• _Texte du document_
((
À deux mois de la reprise, la Ligue 1 n'a toujours pas de diffuseur. Le plan A, mêlant beIN Sports et Canal+, est à l'arrêt. Tandis que le plan B, avec chaîne ouverte à tous les opérateurs, est très incertain. L'heure est grave.
Âmes sensibles s'abstenir. Le 16 août, la Ligue 1 redémarrera, mais on ne sait pas sur quelles chaînes le feuilleton du Championnat de France trouvera place. Ni sur quels montants de droits télévisuels les clubs pourront compter pour faire leurs budgets et conclure des transferts lors du mercato qui s'est ouvert ce lundi.
Lancée depuis septembre, la vente de la L1 pour la période 2024-2029 n'a pas avancé d'un pouce, coincée entre un plan A et un plan B qui ont tous les deux des allures de mauvais plans. Le premier se résume à la création d'une chaîne 100 % L1 faite par beIN Sports et distribuée en exclusivité par le groupe Canal+. Mais la société présidée par Maxime Saada n'est pas prête à offrir au diffuseur franco-qatarien un contrat de distribution revu à la hausse qui lui permette de garantir à la LFP un montant conséquent.
))
• _Bloc de données_
((
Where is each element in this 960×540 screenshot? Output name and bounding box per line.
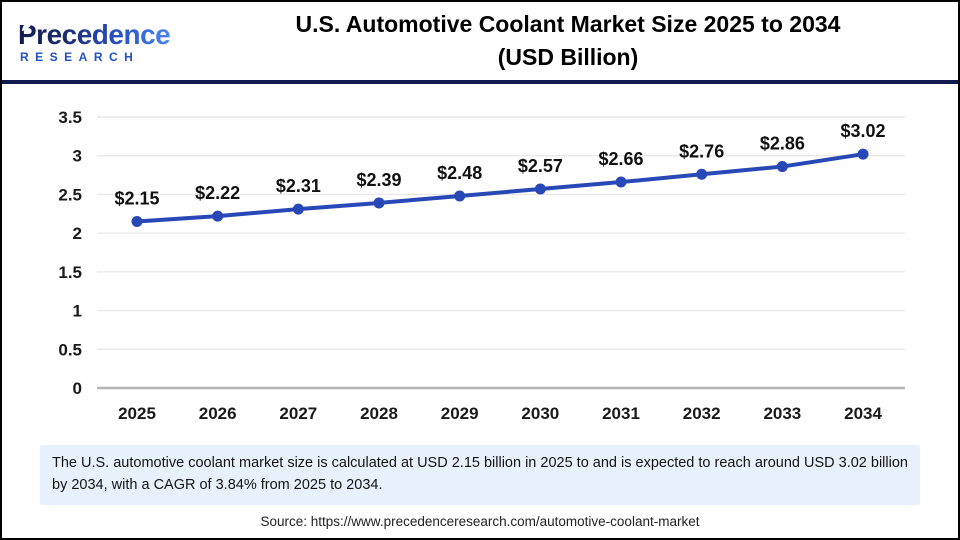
))
• _Votre tâche_
Veuillez recopier mot pour mot le passage de l'article sur la diffusion de la Ligue 1 compris entre « Âmes sensibles s'abstenir. » et « un montant conséquent. », ces deux bornes incluses.

• _Réponse ci-dessous_
Âmes sensibles s'abstenir. Le 16 août, la Ligue 1 redémarrera, mais on ne sait pas sur quelles chaînes le feuilleton du Championnat de France trouvera place. Ni sur quels montants de droits télévisuels les clubs pourront compter pour faire leurs budgets et conclure des transferts lors du mercato qui s'est ouvert ce lundi.
Lancée depuis septembre, la vente de la L1 pour la période 2024-2029 n'a pas avancé d'un pouce, coincée entre un plan A et un plan B qui ont tous les deux des allures de mauvais plans. Le premier se résume à la création d'une chaîne 100 % L1 faite par beIN Sports et distribuée en exclusivité par le groupe Canal+. Mais la société présidée par Maxime Saada n'est pas prête à offrir au diffuseur franco-qatarien un contrat de distribution revu à la hausse qui lui permette de garantir à la LFP un montant conséquent.